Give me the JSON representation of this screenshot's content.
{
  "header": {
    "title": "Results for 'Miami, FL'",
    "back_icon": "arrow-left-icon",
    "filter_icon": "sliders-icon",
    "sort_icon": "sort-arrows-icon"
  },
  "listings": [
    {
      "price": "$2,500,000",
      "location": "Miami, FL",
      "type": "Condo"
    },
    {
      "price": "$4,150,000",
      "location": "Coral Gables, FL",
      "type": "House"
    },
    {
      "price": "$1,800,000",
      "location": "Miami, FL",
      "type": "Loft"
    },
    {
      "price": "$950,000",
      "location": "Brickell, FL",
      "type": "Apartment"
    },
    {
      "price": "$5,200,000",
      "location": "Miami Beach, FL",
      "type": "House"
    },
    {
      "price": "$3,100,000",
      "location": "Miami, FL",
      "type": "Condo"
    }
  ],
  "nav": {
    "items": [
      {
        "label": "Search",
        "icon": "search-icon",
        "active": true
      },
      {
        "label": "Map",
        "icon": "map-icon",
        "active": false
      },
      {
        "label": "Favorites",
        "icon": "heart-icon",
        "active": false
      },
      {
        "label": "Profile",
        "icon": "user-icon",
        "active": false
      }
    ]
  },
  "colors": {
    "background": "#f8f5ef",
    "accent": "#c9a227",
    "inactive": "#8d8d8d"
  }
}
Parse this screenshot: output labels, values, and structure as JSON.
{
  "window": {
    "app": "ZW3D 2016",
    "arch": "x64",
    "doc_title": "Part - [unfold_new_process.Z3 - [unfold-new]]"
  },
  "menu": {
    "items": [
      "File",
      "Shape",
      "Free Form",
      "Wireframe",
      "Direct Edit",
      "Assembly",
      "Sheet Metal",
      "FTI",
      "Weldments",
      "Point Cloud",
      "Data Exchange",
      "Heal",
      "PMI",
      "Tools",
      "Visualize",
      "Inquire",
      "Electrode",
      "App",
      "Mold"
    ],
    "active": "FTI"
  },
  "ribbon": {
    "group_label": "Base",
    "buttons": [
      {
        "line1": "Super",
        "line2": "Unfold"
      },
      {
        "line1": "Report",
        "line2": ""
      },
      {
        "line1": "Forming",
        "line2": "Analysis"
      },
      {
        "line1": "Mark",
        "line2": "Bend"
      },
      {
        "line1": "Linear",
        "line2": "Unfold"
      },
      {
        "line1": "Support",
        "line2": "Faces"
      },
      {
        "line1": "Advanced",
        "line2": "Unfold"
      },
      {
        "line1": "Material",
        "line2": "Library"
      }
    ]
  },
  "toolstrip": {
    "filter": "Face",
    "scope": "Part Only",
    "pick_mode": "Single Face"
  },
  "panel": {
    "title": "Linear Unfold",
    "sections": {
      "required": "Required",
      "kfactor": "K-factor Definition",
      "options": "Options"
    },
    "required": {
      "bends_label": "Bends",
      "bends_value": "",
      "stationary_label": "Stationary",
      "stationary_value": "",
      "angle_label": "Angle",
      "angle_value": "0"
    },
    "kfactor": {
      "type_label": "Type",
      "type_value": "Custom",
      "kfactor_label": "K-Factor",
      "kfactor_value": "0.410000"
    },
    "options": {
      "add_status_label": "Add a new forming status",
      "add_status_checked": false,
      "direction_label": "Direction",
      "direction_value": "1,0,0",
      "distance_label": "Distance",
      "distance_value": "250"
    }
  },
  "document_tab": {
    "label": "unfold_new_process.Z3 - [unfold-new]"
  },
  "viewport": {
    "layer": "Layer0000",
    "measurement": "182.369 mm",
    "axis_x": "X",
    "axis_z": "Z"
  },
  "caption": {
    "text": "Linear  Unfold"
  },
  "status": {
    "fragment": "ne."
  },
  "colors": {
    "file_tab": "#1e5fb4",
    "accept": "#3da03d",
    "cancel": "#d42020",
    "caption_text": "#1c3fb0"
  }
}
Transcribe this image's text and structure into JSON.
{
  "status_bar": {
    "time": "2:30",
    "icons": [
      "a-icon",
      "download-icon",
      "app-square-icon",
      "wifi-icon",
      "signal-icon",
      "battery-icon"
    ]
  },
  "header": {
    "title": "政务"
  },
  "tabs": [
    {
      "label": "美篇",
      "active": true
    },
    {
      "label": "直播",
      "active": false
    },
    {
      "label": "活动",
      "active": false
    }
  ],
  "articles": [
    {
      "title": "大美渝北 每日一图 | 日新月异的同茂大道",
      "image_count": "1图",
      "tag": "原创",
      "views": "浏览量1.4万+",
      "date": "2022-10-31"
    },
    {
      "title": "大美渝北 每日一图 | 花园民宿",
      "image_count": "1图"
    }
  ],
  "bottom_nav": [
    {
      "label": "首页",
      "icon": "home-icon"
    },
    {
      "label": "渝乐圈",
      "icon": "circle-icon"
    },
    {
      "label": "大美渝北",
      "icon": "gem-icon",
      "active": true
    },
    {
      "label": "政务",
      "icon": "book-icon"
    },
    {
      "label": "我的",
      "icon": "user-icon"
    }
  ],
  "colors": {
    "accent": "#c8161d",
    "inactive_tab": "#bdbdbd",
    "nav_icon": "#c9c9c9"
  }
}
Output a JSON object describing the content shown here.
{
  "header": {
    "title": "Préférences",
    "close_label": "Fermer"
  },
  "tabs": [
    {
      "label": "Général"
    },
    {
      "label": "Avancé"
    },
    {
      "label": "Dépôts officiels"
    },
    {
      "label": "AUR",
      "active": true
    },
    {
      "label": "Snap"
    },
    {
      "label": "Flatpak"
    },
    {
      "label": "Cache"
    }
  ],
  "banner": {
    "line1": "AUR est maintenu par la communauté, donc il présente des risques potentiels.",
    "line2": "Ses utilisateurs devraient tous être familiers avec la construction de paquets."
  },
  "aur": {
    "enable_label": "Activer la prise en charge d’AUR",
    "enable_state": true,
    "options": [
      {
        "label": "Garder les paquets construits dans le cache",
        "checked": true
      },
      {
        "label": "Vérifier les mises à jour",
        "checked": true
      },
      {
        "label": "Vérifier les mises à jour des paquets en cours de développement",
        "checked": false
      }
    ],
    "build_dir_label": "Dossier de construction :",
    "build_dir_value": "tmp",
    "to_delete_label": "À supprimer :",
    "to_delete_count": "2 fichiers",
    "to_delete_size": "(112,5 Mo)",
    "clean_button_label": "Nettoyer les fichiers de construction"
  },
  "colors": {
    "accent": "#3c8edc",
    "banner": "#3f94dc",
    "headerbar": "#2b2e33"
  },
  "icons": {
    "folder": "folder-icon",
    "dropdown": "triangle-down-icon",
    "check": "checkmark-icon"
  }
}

- - - -

Directions -> Nothing should be left out: return all of the records exactly.

Worked solution ->
Give me the JSON representation of this screenshot's content.
{
  "header": {
    "title": "Results for 'Miami, FL'",
    "back_icon": "arrow-left-icon",
    "filter_icon": "sliders-icon",
    "sort_icon": "sort-arrows-icon"
  },
  "listings": [
    {
      "price": "$2,500,000",
      "location": "Miami, FL",
      "type": "Condo"
    },
    {
      "price": "$4,150,000",
      "location": "Coral Gables, FL",
      "type": "House"
    },
    {
      "price": "$1,800,000",
      "location": "Miami, FL",
      "type": "Loft"
    },
    {
      "price": "$950,000",
      "location": "Brickell, FL",
      "type": "Apartment"
    },
    {
      "price": "$5,200,000",
      "location": "Miami Beach, FL",
      "type": "House"
    },
    {
      "price": "$3,100,000",
      "location": "Miami, FL",
      "type": "Condo"
    }
  ],
  "nav": {
    "items": [
      {
        "label": "Search",
        "icon": "search-icon",
        "active": true
      },
      {
        "label": "Map",
        "icon": "map-icon",
        "active": false
      },
      {
        "label": "Favorites",
        "icon": "heart-icon",
        "active": false
      },
      {
        "label": "Profile",
        "icon": "user-icon",
        "active": false
      }
    ]
  },
  "colors": {
    "background": "#f8f5ef",
    "accent": "#c9a227",
    "inactive": "#8d8d8d"
  }
}
Parse this screenshot: output labels, values, and structure as JSON.
{
  "window": {
    "app": "ZW3D 2016",
    "arch": "x64",
    "doc_title": "Part - [unfold_new_process.Z3 - [unfold-new]]"
  },
  "menu": {
    "items": [
      "File",
      "Shape",
      "Free Form",
      "Wireframe",
      "Direct Edit",
      "Assembly",
      "Sheet Metal",
      "FTI",
      "Weldments",
      "Point Cloud",
      "Data Exchange",
      "Heal",
      "PMI",
      "Tools",
      "Visualize",
      "Inquire",
      "Electrode",
      "App",
      "Mold"
    ],
    "active": "FTI"
  },
  "ribbon": {
    "group_label": "Base",
    "buttons": [
      {
        "line1": "Super",
        "line2": "Unfold"
      },
      {
        "line1": "Report",
        "line2": ""
      },
      {
        "line1": "Forming",
        "line2": "Analysis"
      },
      {
        "line1": "Mark",
        "line2": "Bend"
      },
      {
        "line1": "Linear",
        "line2": "Unfold"
      },
      {
        "line1": "Support",
        "line2": "Faces"
      },
      {
        "line1": "Advanced",
        "line2": "Unfold"
      },
      {
        "line1": "Material",
        "line2": "Library"
      }
    ]
  },
  "toolstrip": {
    "filter": "Face",
    "scope": "Part Only",
    "pick_mode": "Single Face"
  },
  "panel": {
    "title": "Linear Unfold",
    "sections": {
      "required": "Required",
      "kfactor": "K-factor Definition",
      "options": "Options"
    },
    "required": {
      "bends_label": "Bends",
      "bends_value": "",
      "stationary_label": "Stationary",
      "stationary_value": "",
      "angle_label": "Angle",
      "angle_value": "0"
    },
    "kfactor": {
      "type_label": "Type",
      "type_value": "Custom",
      "kfactor_label": "K-Factor",
      "kfactor_value": "0.410000"
    },
    "options": {
      "add_status_label": "Add a new forming status",
      "add_status_checked": false,
      "direction_label": "Direction",
      "direction_value": "1,0,0",
      "distance_label": "Distance",
      "distance_value": "250"
    }
  },
  "document_tab": {
    "label": "unfold_new_process.Z3 - [unfold-new]"
  },
  "viewport": {
    "layer": "Layer0000",
    "measurement": "182.369 mm",
    "axis_x": "X",
    "axis_z": "Z"
  },
  "caption": {
    "text": "Linear  Unfold"
  },
  "status": {
    "fragment": "ne."
  },
  "colors": {
    "file_tab": "#1e5fb4",
    "accept": "#3da03d",
    "cancel": "#d42020",
    "caption_text": "#1c3fb0"
  }
}
Transcribe this image's text and structure into JSON.
{
  "status_bar": {
    "time": "2:30",
    "icons": [
      "a-icon",
      "download-icon",
      "app-square-icon",
      "wifi-icon",
      "signal-icon",
      "battery-icon"
    ]
  },
  "header": {
    "title": "政务"
  },
  "tabs": [
    {
      "label": "美篇",
      "active": true
    },
    {
      "label": "直播",
      "active": false
    },
    {
      "label": "活动",
      "active": false
    }
  ],
  "articles": [
    {
      "title": "大美渝北 每日一图 | 日新月异的同茂大道",
      "image_count": "1图",
      "tag": "原创",
      "views": "浏览量1.4万+",
      "date": "2022-10-31"
    },
    {
      "title": "大美渝北 每日一图 | 花园民宿",
      "image_count": "1图"
    }
  ],
  "bottom_nav": [
    {
      "label": "首页",
      "icon": "home-icon"
    },
    {
      "label": "渝乐圈",
      "icon": "circle-icon"
    },
    {
      "label": "大美渝北",
      "icon": "gem-icon",
      "active": true
    },
    {
      "label": "政务",
      "icon": "book-icon"
    },
    {
      "label": "我的",
      "icon": "user-icon"
    }
  ],
  "colors": {
    "accent": "#c8161d",
    "inactive_tab": "#bdbdbd",
    "nav_icon": "#c9c9c9"
  }
}
Output a JSON object describing the content shown here.
{
  "header": {
    "title": "Préférences",
    "close_label": "Fermer"
  },
  "tabs": [
    {
      "label": "Général"
    },
    {
      "label": "Avancé"
    },
    {
      "label": "Dépôts officiels"
    },
    {
      "label": "AUR",
      "active": true
    },
    {
      "label": "Snap"
    },
    {
      "label": "Flatpak"
    },
    {
      "label": "Cache"
    }
  ],
  "banner": {
    "line1": "AUR est maintenu par la communauté, donc il présente des risques potentiels.",
    "line2": "Ses utilisateurs devraient tous être familiers avec la construction de paquets."
  },
  "aur": {
    "enable_label": "Activer la prise en charge d’AUR",
    "enable_state": true,
    "options": [
      {
        "label": "Garder les paquets construits dans le cache",
        "checked": true
      },
      {
        "label": "Vérifier les mises à jour",
        "checked": true
      },
      {
        "label": "Vérifier les mises à jour des paquets en cours de développement",
        "checked": false
      }
    ],
    "build_dir_label": "Dossier de construction :",
    "build_dir_value": "tmp",
    "to_delete_label": "À supprimer :",
    "to_delete_count": "2 fichiers",
    "to_delete_size": "(112,5 Mo)",
    "clean_button_label": "Nettoyer les fichiers de construction"
  },
  "colors": {
    "accent": "#3c8edc",
    "banner": "#3f94dc",
    "headerbar": "#2b2e33"
  },
  "icons": {
    "folder": "folder-icon",
    "dropdown": "triangle-down-icon",
    "check": "checkmark-icon"
  }
}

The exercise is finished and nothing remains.